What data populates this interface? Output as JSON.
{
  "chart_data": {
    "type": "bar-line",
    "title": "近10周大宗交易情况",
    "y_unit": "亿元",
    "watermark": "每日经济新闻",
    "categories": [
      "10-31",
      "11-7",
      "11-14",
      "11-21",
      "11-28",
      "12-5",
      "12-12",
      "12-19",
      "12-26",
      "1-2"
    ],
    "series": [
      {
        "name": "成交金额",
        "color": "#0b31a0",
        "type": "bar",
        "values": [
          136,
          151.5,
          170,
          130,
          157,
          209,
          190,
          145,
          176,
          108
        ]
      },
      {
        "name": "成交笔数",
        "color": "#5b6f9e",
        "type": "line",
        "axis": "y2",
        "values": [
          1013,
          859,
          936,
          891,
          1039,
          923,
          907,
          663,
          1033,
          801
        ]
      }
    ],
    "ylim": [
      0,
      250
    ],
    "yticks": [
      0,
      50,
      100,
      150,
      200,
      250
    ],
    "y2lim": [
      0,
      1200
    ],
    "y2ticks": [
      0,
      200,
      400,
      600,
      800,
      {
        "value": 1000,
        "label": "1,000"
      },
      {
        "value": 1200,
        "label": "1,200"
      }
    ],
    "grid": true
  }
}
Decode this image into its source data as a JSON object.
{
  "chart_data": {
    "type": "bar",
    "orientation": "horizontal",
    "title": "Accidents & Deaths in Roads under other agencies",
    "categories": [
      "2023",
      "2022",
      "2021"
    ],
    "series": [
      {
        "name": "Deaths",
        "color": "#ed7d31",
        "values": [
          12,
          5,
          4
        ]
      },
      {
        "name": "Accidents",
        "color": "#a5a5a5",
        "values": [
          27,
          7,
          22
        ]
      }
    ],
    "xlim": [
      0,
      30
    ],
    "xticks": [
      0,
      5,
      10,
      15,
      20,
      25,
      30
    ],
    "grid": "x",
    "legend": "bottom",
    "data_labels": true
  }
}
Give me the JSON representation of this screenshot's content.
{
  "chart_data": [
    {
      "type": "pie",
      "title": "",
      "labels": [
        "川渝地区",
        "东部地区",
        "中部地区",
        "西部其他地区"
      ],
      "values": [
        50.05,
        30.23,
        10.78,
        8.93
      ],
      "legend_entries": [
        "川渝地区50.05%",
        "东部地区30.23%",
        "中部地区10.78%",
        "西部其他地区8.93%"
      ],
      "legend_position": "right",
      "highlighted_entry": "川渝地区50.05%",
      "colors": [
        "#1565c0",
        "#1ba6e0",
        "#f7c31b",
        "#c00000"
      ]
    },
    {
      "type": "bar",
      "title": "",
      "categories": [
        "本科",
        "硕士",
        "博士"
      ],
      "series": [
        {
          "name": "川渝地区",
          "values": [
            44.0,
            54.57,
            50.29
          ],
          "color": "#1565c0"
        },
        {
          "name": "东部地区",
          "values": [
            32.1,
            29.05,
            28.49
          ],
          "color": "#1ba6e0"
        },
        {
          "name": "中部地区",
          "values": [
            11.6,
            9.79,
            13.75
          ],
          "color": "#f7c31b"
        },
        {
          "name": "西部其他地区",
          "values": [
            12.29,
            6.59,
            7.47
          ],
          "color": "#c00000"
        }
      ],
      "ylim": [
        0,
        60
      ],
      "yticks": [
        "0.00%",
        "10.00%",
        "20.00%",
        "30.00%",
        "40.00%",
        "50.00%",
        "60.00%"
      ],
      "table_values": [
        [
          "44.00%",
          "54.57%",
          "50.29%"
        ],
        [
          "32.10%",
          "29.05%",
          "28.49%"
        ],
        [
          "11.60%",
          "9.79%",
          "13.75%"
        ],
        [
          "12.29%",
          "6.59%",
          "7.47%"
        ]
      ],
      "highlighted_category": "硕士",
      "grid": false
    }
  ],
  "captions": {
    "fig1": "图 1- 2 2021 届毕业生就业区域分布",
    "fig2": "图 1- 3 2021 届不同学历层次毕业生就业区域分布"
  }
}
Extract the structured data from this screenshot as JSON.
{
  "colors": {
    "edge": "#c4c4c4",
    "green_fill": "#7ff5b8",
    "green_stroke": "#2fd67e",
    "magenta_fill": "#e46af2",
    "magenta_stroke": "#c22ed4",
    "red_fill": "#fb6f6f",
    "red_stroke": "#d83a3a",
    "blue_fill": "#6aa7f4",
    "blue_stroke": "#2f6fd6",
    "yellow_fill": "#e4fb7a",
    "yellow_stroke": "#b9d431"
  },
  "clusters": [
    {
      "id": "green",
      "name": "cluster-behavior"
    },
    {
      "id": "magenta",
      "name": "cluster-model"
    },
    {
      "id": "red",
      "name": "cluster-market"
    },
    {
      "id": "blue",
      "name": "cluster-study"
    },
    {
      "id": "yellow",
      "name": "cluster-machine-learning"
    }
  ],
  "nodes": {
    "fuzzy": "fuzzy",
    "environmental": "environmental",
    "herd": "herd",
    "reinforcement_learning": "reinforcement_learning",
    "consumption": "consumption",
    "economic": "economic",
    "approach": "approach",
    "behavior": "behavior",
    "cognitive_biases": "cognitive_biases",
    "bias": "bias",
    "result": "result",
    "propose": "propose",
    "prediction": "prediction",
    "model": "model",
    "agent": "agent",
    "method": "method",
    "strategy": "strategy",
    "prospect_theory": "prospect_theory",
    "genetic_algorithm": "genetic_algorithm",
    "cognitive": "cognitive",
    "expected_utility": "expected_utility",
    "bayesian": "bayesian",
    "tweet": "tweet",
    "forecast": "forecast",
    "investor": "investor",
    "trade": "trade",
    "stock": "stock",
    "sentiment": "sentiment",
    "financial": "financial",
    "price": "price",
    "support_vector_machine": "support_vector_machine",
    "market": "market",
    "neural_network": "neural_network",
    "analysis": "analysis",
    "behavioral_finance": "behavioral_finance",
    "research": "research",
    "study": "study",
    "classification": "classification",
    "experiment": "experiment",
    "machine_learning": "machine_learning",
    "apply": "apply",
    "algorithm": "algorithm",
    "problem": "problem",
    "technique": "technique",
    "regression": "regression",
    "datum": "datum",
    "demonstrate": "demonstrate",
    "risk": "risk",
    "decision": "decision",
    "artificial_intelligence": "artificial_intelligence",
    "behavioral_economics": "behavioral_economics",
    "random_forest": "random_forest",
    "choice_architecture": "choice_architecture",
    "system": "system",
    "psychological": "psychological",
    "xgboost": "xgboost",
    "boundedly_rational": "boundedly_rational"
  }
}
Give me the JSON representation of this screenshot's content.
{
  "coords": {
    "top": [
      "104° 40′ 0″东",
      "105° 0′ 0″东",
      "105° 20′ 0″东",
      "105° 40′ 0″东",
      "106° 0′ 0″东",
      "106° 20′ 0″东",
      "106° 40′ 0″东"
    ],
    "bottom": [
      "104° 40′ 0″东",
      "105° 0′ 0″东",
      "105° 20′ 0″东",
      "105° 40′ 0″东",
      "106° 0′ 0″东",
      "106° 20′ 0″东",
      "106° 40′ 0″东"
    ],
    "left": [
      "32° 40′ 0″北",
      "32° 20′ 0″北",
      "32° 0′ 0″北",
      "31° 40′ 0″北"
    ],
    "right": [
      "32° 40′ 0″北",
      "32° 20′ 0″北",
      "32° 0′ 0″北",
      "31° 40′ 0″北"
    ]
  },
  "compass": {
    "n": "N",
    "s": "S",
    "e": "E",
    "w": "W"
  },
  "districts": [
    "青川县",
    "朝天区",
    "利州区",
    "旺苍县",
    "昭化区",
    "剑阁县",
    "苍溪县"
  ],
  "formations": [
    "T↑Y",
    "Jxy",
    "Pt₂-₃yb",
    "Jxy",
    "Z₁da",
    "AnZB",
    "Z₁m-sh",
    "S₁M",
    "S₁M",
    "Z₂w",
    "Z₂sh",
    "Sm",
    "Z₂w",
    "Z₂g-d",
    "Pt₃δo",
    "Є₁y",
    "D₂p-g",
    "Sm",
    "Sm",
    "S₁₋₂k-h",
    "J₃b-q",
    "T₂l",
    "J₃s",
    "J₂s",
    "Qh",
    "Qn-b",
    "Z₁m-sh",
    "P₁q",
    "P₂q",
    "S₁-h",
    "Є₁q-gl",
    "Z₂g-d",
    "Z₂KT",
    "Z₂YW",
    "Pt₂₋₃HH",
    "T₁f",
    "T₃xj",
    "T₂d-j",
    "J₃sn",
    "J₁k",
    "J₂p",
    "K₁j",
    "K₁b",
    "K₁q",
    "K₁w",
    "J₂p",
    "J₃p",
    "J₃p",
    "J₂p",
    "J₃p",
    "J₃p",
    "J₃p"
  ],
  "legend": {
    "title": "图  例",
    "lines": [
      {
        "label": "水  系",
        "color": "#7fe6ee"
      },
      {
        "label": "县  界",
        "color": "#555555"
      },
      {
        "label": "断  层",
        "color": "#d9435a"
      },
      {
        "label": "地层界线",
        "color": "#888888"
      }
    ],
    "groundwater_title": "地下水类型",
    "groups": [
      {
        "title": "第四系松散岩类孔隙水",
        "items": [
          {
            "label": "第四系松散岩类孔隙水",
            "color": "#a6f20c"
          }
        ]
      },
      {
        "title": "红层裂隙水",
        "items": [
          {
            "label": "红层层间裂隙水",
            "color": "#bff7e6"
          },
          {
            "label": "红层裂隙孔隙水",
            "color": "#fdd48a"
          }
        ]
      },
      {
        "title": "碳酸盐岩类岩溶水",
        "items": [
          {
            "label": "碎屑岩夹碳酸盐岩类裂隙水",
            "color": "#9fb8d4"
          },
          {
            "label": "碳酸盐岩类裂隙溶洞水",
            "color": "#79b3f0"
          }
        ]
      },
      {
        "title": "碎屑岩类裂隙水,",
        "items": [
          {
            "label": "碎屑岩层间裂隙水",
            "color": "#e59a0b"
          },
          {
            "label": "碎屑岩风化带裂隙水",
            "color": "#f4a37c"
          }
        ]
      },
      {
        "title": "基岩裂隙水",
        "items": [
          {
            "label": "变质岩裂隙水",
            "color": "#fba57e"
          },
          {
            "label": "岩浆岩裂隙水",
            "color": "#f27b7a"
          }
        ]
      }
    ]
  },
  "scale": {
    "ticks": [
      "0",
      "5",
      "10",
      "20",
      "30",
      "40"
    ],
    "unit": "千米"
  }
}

Instructions for the task
Find the word "JSON" and list each line it appears in.

Finished task
What data populates this interface? Output as JSON.
Decode this image into its source data as a JSON object.
Give me the JSON representation of this screenshot's content.
Extract the structured data from this screenshot as JSON.
Give me the JSON representation of this screenshot's content.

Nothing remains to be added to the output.